Filter the listing below, copying every line in which the word "reconciler" appears.

──────── Provided records ────────

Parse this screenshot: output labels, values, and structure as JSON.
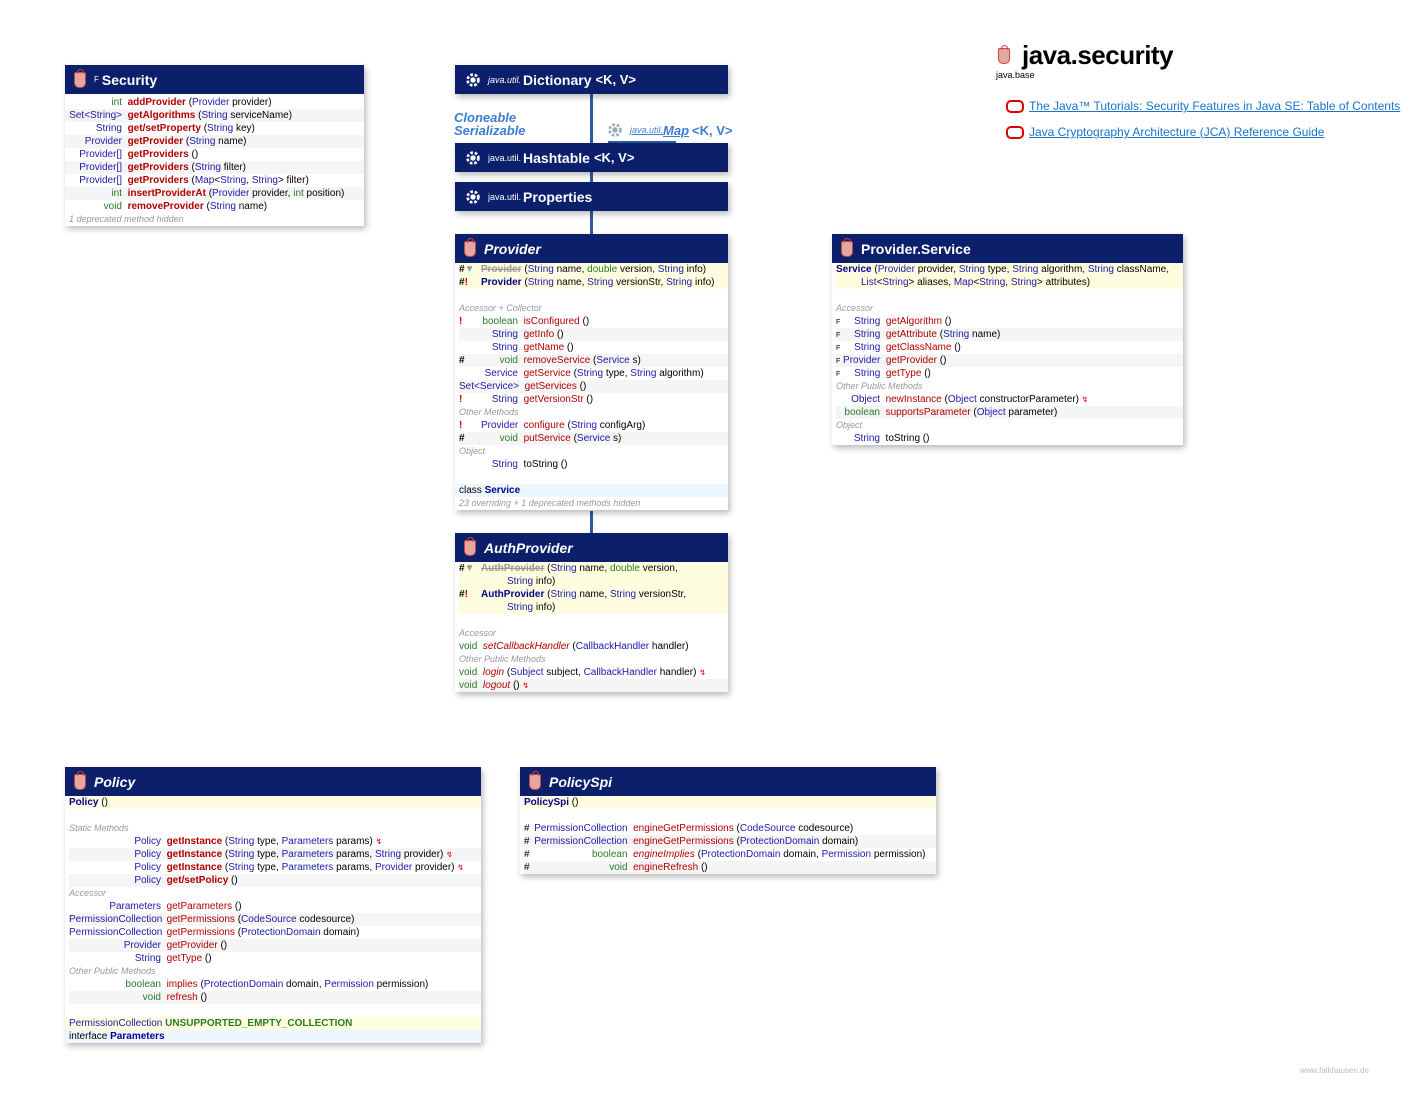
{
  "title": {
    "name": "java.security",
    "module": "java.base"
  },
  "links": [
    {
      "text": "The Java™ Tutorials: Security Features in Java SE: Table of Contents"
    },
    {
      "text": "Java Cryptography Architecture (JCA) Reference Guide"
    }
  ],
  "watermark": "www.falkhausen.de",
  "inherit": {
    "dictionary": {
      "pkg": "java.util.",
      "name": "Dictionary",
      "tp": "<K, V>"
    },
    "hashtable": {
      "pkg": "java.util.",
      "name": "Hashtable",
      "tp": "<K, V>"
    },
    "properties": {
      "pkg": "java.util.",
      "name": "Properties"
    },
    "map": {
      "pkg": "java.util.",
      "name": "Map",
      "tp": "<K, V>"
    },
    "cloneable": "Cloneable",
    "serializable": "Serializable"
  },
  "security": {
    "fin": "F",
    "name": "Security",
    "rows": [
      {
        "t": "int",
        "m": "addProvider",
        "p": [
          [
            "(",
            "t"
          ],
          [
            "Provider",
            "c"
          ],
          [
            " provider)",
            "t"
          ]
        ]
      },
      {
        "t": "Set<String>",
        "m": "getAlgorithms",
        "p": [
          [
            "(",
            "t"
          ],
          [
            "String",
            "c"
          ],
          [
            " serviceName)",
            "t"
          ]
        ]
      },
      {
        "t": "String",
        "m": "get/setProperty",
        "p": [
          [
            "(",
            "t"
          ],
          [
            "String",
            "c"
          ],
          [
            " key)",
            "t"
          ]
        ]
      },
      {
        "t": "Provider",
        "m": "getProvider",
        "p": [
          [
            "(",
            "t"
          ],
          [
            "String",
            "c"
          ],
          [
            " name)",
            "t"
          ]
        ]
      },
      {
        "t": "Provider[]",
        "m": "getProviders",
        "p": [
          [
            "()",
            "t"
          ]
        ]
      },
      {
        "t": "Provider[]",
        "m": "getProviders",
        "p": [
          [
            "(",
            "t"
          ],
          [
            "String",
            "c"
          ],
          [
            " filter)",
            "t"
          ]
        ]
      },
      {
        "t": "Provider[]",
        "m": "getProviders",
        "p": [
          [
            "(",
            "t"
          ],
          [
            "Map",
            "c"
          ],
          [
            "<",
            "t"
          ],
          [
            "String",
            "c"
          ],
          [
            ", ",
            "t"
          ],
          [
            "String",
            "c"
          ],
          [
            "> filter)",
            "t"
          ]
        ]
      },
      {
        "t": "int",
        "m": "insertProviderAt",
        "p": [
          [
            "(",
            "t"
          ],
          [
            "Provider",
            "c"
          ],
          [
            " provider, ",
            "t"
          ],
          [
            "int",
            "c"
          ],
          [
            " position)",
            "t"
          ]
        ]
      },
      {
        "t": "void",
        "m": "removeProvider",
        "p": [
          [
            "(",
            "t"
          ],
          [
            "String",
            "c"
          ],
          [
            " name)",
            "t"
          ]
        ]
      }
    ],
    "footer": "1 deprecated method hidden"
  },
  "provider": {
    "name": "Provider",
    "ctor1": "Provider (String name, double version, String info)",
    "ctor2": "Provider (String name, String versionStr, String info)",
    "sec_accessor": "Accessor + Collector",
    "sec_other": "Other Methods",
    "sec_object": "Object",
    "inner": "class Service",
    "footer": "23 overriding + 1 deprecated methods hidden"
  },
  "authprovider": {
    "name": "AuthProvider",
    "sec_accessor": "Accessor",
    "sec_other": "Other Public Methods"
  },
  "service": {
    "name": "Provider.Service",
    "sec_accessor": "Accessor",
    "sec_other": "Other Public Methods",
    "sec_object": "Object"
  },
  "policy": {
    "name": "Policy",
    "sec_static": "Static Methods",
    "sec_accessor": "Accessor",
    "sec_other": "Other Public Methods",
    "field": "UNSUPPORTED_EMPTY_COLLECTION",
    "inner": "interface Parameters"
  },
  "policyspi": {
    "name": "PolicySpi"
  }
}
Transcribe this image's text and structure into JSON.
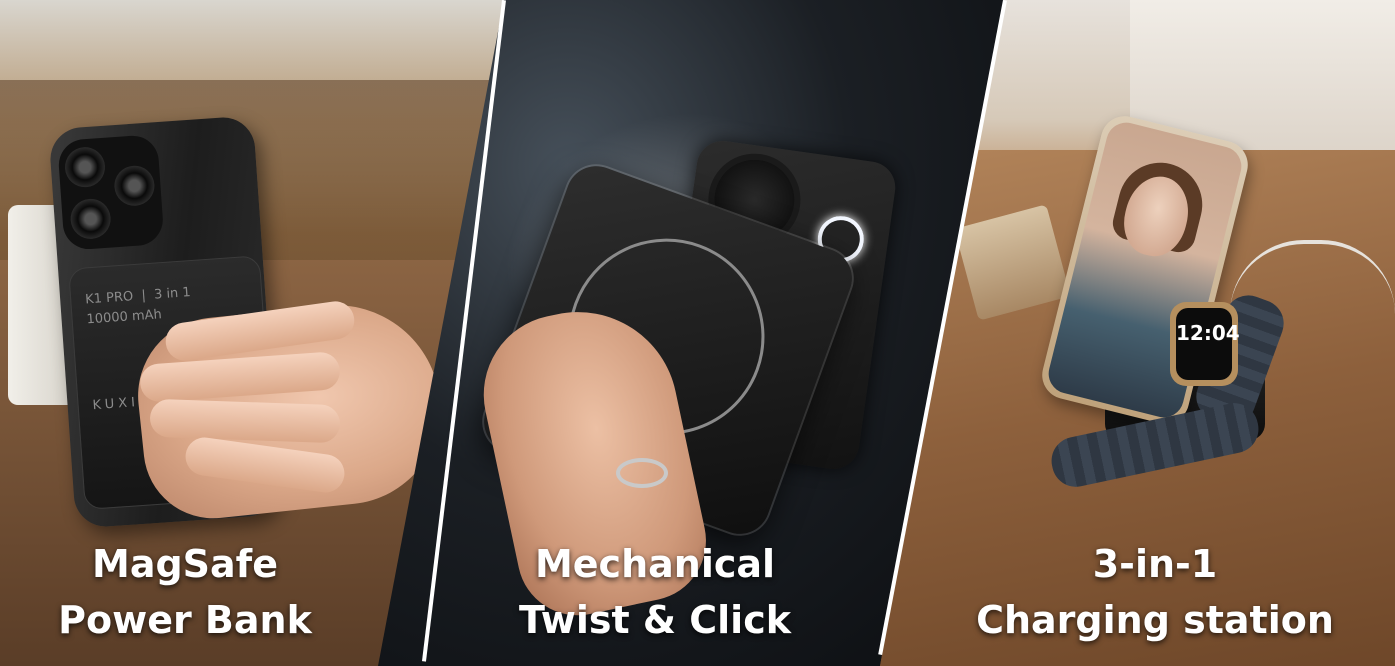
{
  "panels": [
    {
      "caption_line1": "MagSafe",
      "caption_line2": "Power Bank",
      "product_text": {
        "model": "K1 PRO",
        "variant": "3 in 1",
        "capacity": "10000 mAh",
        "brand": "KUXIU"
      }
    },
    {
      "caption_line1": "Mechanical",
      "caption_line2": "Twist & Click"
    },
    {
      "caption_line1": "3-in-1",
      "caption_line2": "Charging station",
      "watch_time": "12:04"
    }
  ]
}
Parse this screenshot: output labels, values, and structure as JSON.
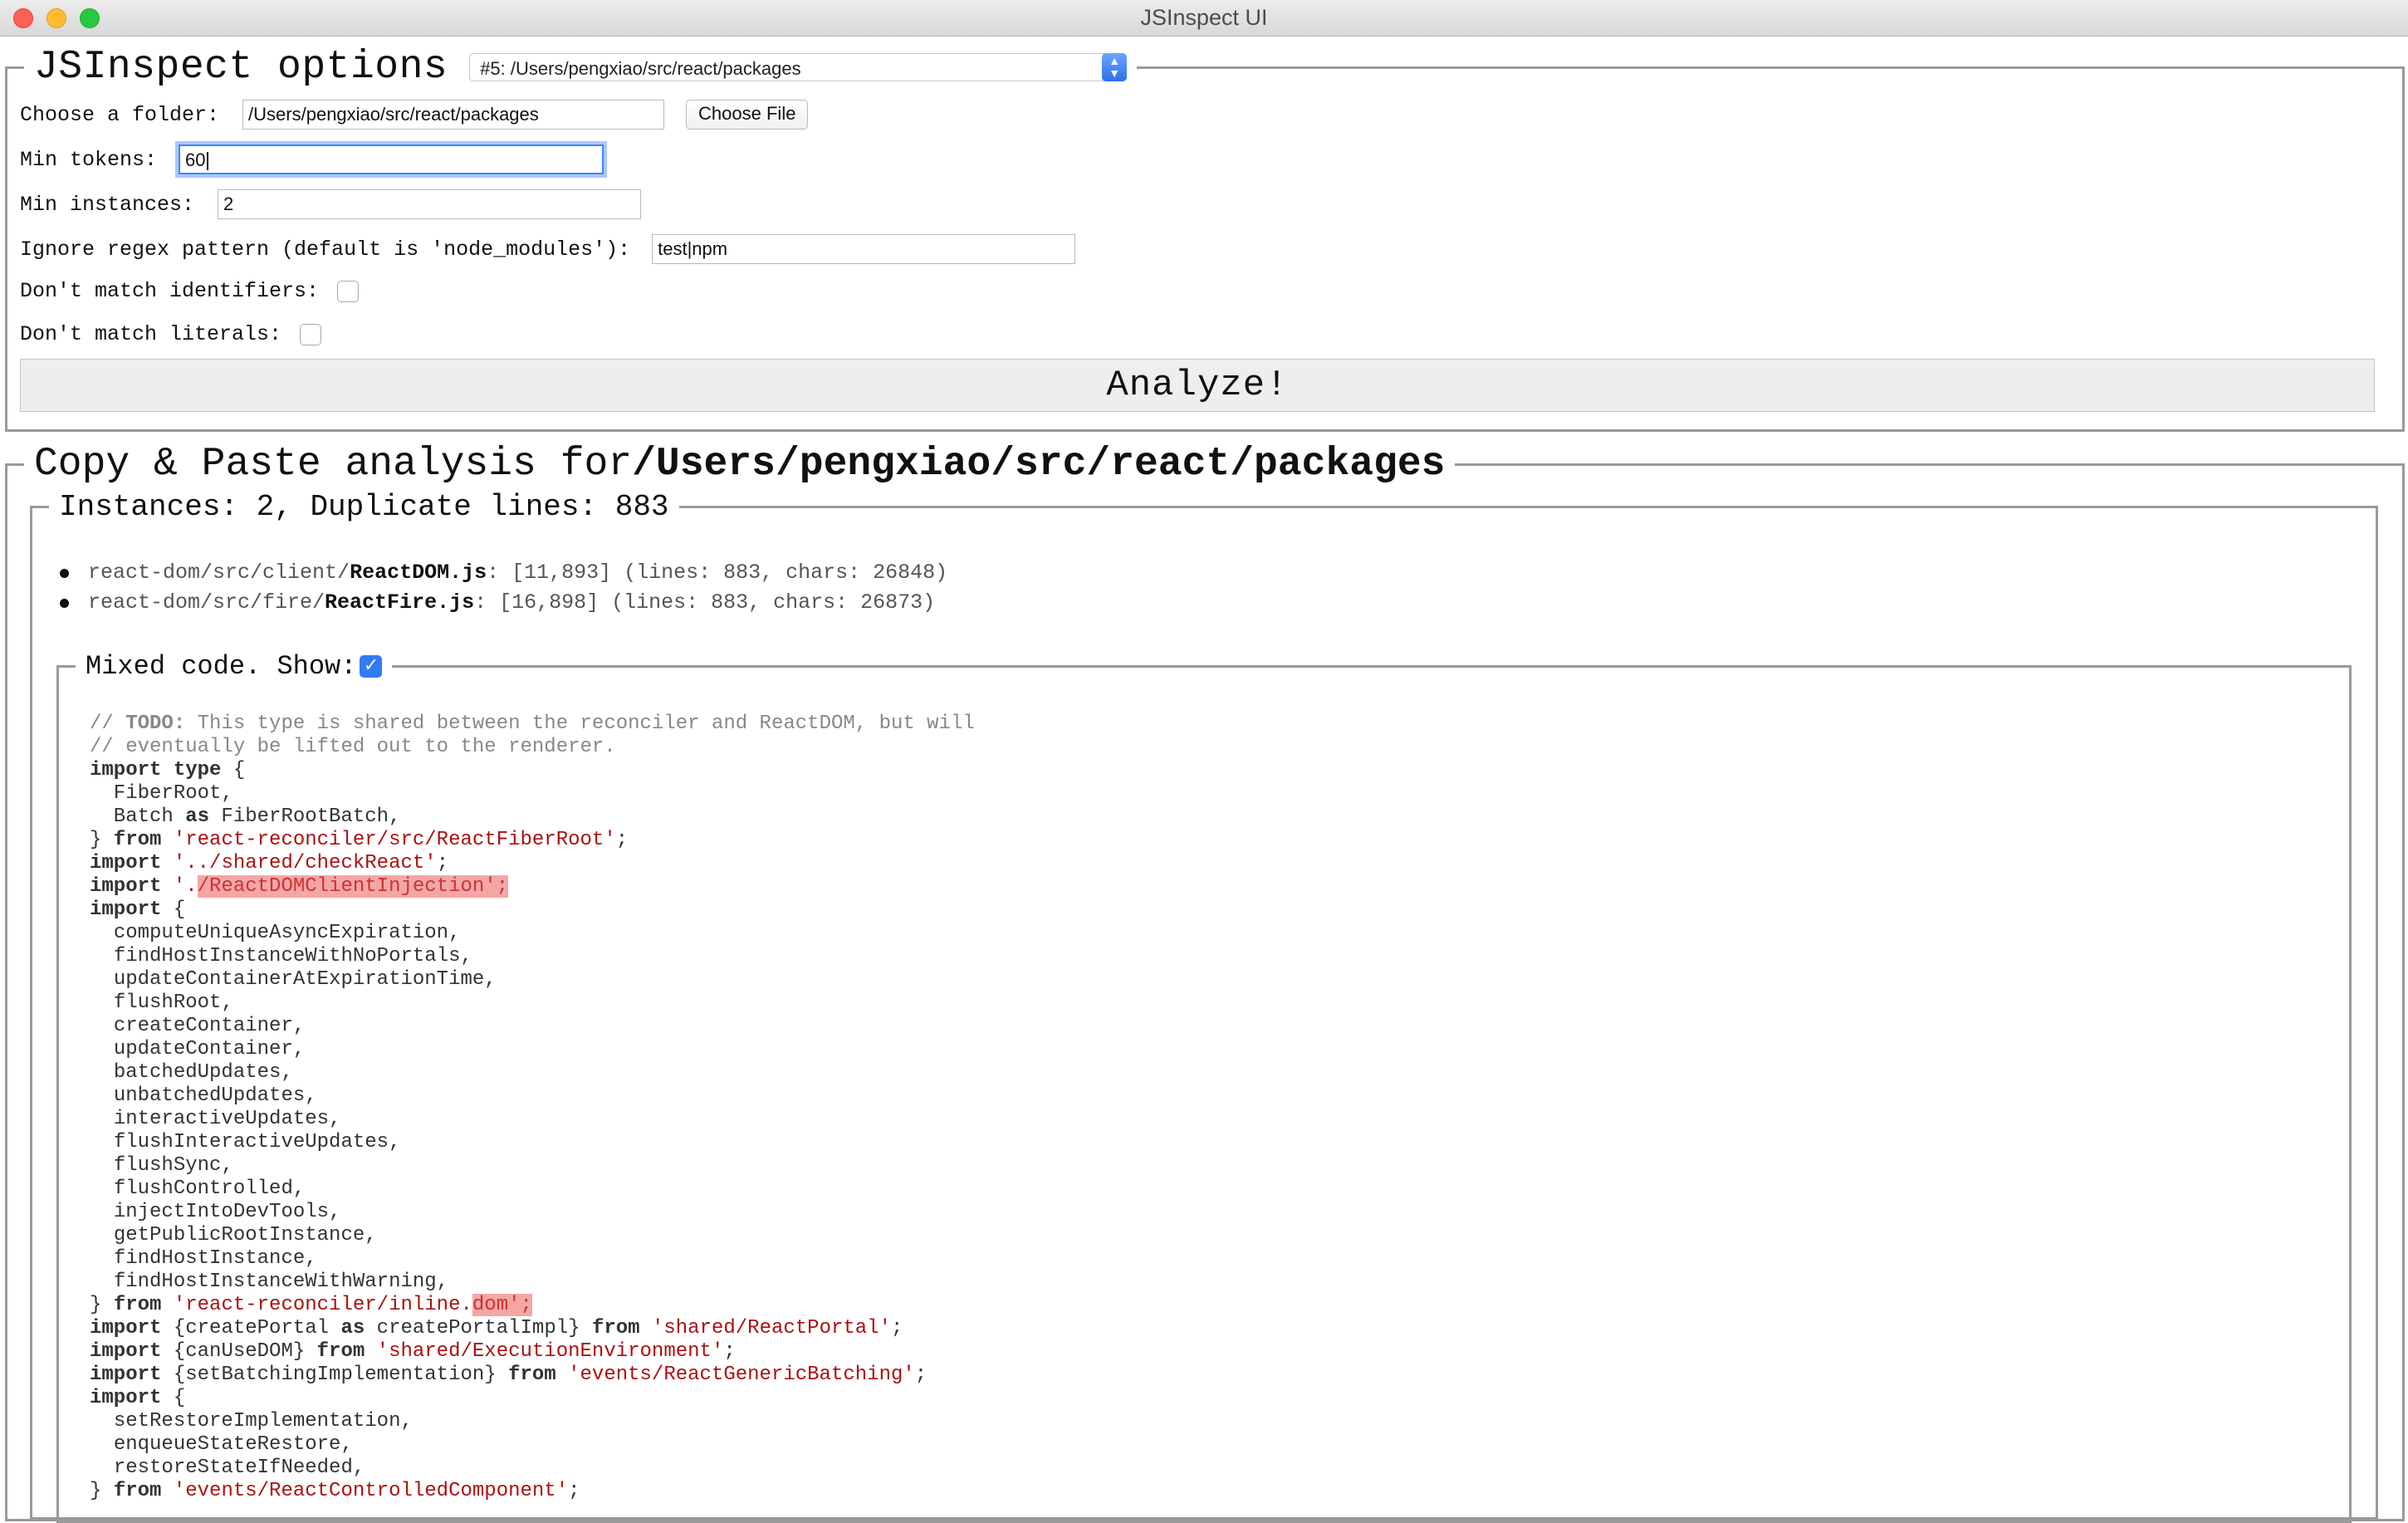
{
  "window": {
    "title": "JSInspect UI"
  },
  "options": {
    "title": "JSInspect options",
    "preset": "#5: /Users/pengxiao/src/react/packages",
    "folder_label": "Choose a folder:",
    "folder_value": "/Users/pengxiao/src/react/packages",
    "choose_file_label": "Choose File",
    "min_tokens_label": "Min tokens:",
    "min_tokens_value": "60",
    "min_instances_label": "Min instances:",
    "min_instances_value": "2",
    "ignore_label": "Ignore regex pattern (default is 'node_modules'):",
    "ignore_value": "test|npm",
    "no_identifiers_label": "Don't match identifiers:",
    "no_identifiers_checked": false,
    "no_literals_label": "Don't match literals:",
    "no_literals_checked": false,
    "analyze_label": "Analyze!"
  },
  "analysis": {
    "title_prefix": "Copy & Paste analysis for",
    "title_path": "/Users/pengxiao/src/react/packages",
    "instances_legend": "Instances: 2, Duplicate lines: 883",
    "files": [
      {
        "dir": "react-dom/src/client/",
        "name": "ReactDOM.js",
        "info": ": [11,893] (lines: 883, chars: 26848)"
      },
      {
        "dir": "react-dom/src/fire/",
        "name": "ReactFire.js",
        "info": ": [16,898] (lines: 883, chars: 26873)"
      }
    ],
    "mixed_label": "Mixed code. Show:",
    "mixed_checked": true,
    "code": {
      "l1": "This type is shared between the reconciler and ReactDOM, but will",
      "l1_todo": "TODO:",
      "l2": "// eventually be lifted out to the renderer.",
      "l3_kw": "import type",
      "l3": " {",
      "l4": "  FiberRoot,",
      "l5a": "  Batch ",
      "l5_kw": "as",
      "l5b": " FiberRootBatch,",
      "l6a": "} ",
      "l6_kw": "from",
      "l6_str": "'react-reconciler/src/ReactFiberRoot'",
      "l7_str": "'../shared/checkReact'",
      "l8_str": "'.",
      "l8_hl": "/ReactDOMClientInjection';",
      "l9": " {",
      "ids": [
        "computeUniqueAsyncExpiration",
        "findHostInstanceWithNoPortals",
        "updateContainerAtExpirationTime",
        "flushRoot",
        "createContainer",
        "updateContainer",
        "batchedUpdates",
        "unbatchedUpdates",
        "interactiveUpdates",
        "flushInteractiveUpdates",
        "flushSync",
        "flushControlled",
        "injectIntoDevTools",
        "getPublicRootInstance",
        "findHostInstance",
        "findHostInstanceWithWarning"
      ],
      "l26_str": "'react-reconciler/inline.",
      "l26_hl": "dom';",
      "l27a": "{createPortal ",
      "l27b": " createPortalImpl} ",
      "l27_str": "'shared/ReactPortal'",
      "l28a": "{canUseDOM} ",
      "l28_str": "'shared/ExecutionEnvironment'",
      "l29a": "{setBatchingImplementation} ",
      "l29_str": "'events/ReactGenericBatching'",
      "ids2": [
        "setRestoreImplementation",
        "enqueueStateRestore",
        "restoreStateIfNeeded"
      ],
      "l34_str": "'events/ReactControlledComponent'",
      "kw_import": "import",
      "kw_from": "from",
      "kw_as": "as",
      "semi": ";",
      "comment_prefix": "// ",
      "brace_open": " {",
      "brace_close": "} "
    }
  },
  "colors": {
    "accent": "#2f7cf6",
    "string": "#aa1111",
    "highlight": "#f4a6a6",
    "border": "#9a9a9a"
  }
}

────────

Expected answer —
      "l1": "This type is shared between the reconciler and ReactDOM, but will",
      "l6_str": "'react-reconciler/src/ReactFiberRoot'",
      "l26_str": "'react-reconciler/inline.",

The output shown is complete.